* Aim *
Your task is to restate the data word for word.

•••

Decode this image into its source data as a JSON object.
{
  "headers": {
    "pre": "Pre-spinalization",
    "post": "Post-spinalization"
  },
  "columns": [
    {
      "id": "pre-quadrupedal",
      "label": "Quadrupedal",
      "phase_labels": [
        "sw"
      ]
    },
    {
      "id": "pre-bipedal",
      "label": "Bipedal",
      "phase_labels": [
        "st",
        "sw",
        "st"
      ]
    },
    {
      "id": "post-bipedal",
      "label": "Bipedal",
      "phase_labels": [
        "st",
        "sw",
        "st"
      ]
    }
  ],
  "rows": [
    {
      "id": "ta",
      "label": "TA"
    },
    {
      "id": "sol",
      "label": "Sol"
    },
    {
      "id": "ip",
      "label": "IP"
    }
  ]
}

•••

* Solution *
Decode this image into its source data as a JSON object.
{
  "headers": {
    "pre": "Pre-spinalization",
    "post": "Post-spinalization"
  },
  "columns": [
    {
      "id": "pre-quadrupedal",
      "label": "Quadrupedal",
      "phase_labels": [
        "sw"
      ]
    },
    {
      "id": "pre-bipedal",
      "label": "Bipedal",
      "phase_labels": [
        "st",
        "sw",
        "st"
      ]
    },
    {
      "id": "post-bipedal",
      "label": "Bipedal",
      "phase_labels": [
        "st",
        "sw",
        "st"
      ]
    }
  ],
  "rows": [
    {
      "id": "ta",
      "label": "TA"
    },
    {
      "id": "sol",
      "label": "Sol"
    },
    {
      "id": "ip",
      "label": "IP"
    }
  ]
}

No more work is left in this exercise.